*** Records for processing ***

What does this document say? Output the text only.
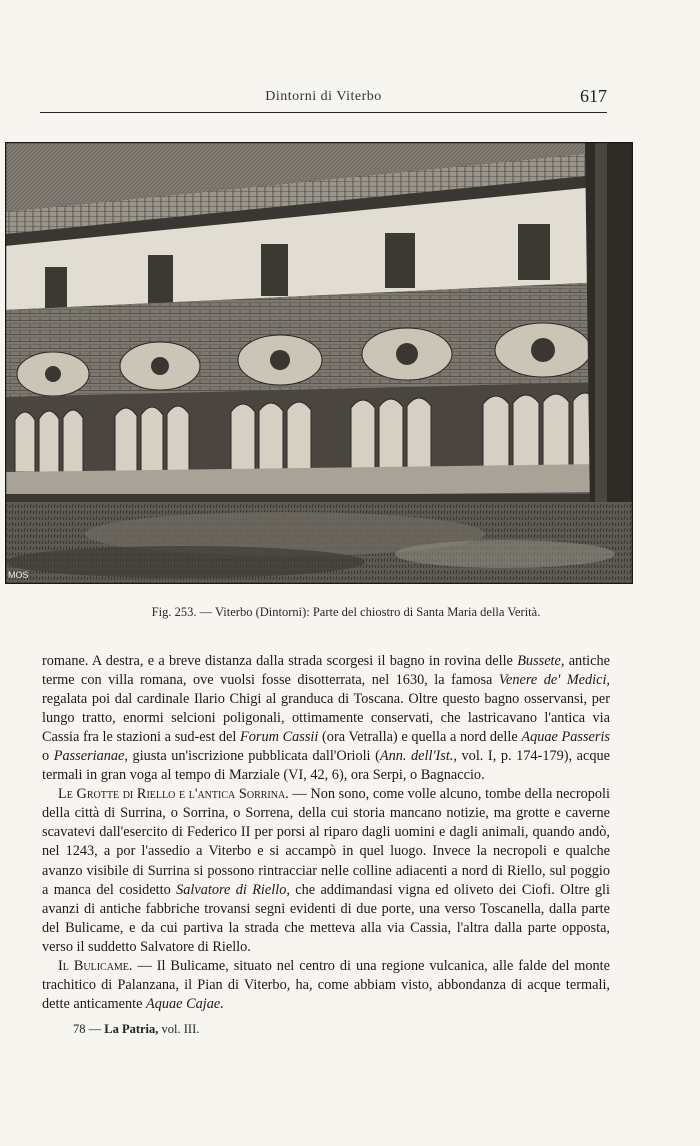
Dintorni di Viterbo	617
MOS
Fig. 253. — Viterbo (Dintorni): Parte del chiostro di Santa Maria della Verità.

romane. A destra, e a breve distanza dalla strada scorgesi il bagno in rovina delle Bussete, antiche terme con villa romana, ove vuolsi fosse disotterrata, nel 1630, la famosa Venere de' Medici, regalata poi dal cardinale Ilario Chigi al granduca di Toscana. Oltre questo bagno osservansi, per lungo tratto, enormi selcioni poligonali, ottimamente conservati, che lastricavano l'antica via Cassia fra le stazioni a sud-est del Forum Cassii (ora Vetralla) e quella a nord delle Aquae Passeris o Passerianae, giusta un'iscrizione pubblicata dall'Orioli (Ann. dell'Ist., vol. I, p. 174-179), acque termali in gran voga al tempo di Marziale (VI, 42, 6), ora Serpi, o Bagnaccio.

Le Grotte di Riello e l'antica Sorrina. — Non sono, come volle alcuno, tombe della necropoli della città di Surrina, o Sorrina, o Sorrena, della cui storia mancano notizie, ma grotte e caverne scavatevi dall'esercito di Federico II per porsi al riparo dagli uomini e dagli animali, quando andò, nel 1243, a por l'assedio a Viterbo e si accampò in quel luogo. Invece la necropoli e qualche avanzo visibile di Surrina si possono rintracciar nelle colline adiacenti a nord di Riello, sul poggio a manca del cosidetto Salvatore di Riello, che addimandasi vigna ed oliveto dei Ciofi. Oltre gli avanzi di antiche fabbriche trovansi segni evidenti di due porte, una verso Toscanella, dalla parte del Bulicame, e da cui partiva la strada che metteva alla via Cassia, l'altra dalla parte opposta, verso il suddetto Salvatore di Riello.

Il Bulicame. — Il Bulicame, situato nel centro di una regione vulcanica, alle falde del monte trachitico di Palanzana, il Pian di Viterbo, ha, come abbiam visto, abbondanza di acque termali, dette anticamente Aquae Cajae.

78 — La Patria, vol. III.
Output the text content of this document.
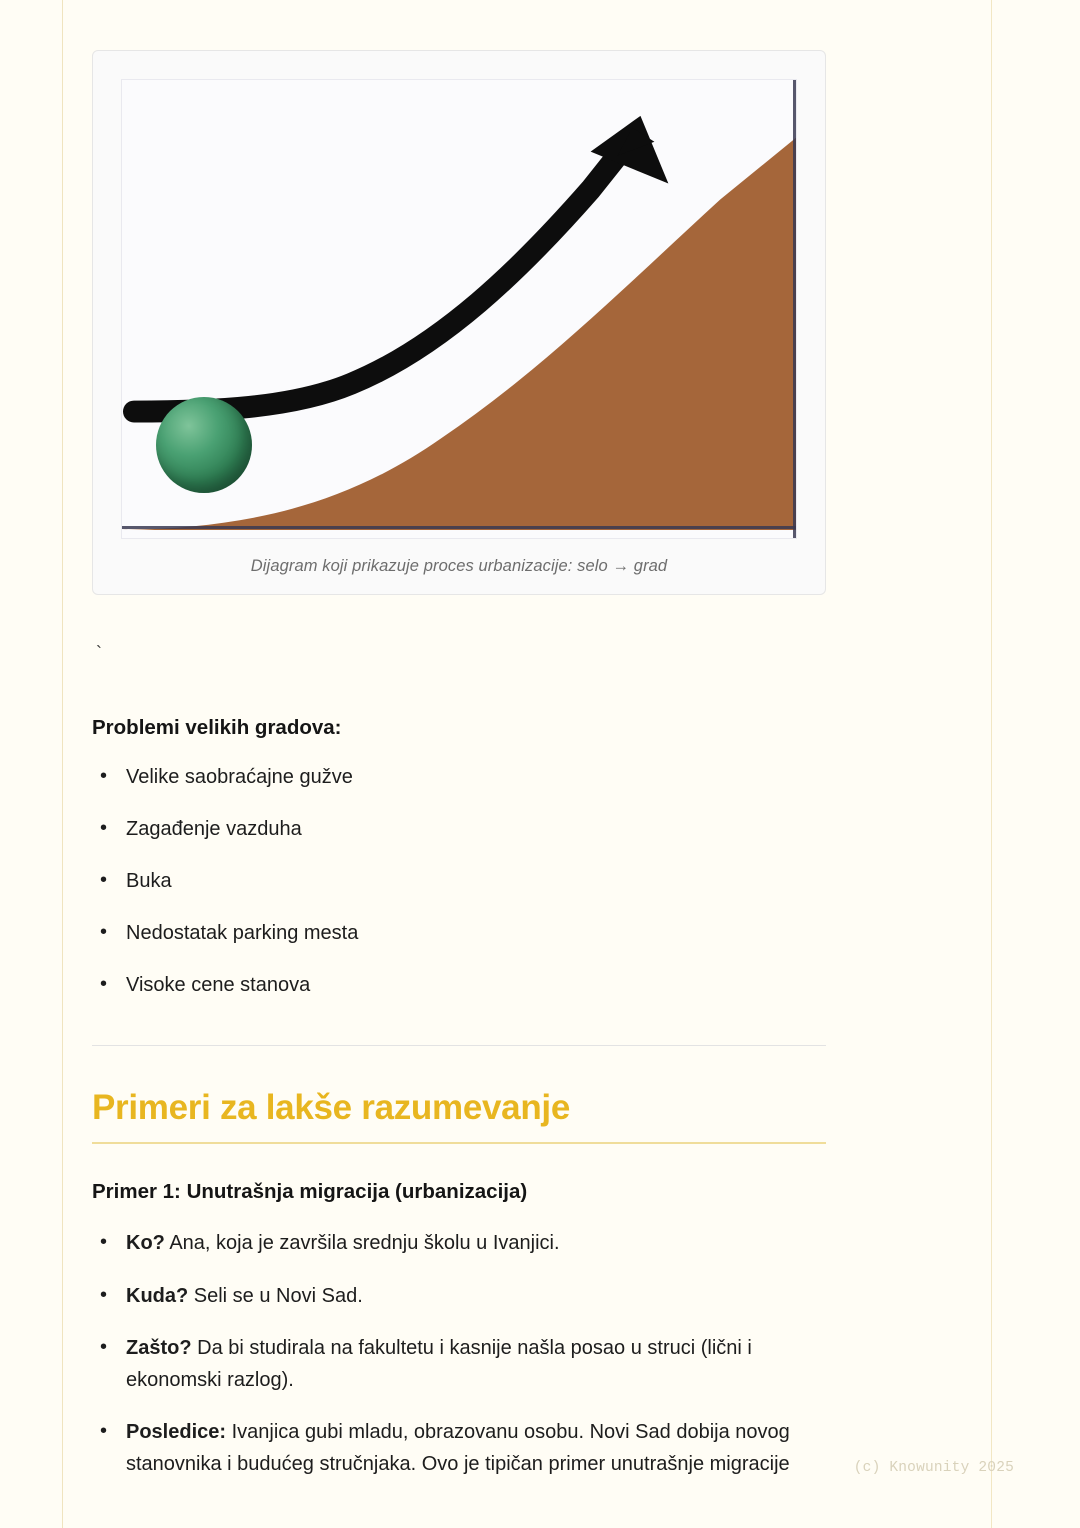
Dijagram koji prikazuje proces urbanizacije: selo → grad
`
Problemi velikih gradova:
• Velike saobraćajne gužve
• Zagađenje vazduha
• Buka
• Nedostatak parking mesta
• Visoke cene stanova
Primeri za lakše razumevanje
Primer 1: Unutrašnja migracija (urbanizacija)
• Ko? Ana, koja je završila srednju školu u Ivanjici.
• Kuda? Seli se u Novi Sad.
• Zašto? Da bi studirala na fakultetu i kasnije našla posao u struci (lični i ekonomski razlog).
• Posledice: Ivanjica gubi mladu, obrazovanu osobu. Novi Sad dobija novog stanovnika i budućeg stručnjaka. Ovo je tipičan primer unutrašnje migracije	(c) Knowunity 2025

***

All of the data needs repeating exactly, but the pictures do not.

What does this document say? Output the text only.
Dintorni di Viterbo	617
MOS
Fig. 253. — Viterbo (Dintorni): Parte del chiostro di Santa Maria della Verità.

romane. A destra, e a breve distanza dalla strada scorgesi il bagno in rovina delle Bussete, antiche terme con villa romana, ove vuolsi fosse disotterrata, nel 1630, la famosa Venere de' Medici, regalata poi dal cardinale Ilario Chigi al granduca di Toscana. Oltre questo bagno osservansi, per lungo tratto, enormi selcioni poligonali, ottimamente conservati, che lastricavano l'antica via Cassia fra le stazioni a sud-est del Forum Cassii (ora Vetralla) e quella a nord delle Aquae Passeris o Passerianae, giusta un'iscrizione pubblicata dall'Orioli (Ann. dell'Ist., vol. I, p. 174-179), acque termali in gran voga al tempo di Marziale (VI, 42, 6), ora Serpi, o Bagnaccio.

Le Grotte di Riello e l'antica Sorrina. — Non sono, come volle alcuno, tombe della necropoli della città di Surrina, o Sorrina, o Sorrena, della cui storia mancano notizie, ma grotte e caverne scavatevi dall'esercito di Federico II per porsi al riparo dagli uomini e dagli animali, quando andò, nel 1243, a por l'assedio a Viterbo e si accampò in quel luogo. Invece la necropoli e qualche avanzo visibile di Surrina si possono rintracciar nelle colline adiacenti a nord di Riello, sul poggio a manca del cosidetto Salvatore di Riello, che addimandasi vigna ed oliveto dei Ciofi. Oltre gli avanzi di antiche fabbriche trovansi segni evidenti di due porte, una verso Toscanella, dalla parte del Bulicame, e da cui partiva la strada che metteva alla via Cassia, l'altra dalla parte opposta, verso il suddetto Salvatore di Riello.

Il Bulicame. — Il Bulicame, situato nel centro di una regione vulcanica, alle falde del monte trachitico di Palanzana, il Pian di Viterbo, ha, come abbiam visto, abbondanza di acque termali, dette anticamente Aquae Cajae.

78 — La Patria, vol. III.
Output the text content of this document.
Dijagram koji prikazuje proces urbanizacije: selo → grad
`
Problemi velikih gradova:
• Velike saobraćajne gužve
• Zagađenje vazduha
• Buka
• Nedostatak parking mesta
• Visoke cene stanova
Primeri za lakše razumevanje
Primer 1: Unutrašnja migracija (urbanizacija)
• Ko? Ana, koja je završila srednju školu u Ivanjici.
• Kuda? Seli se u Novi Sad.
• Zašto? Da bi studirala na fakultetu i kasnije našla posao u struci (lični i ekonomski razlog).
• Posledice: Ivanjica gubi mladu, obrazovanu osobu. Novi Sad dobija novog stanovnika i budućeg stručnjaka. Ovo je tipičan primer unutrašnje migracije	(c) Knowunity 2025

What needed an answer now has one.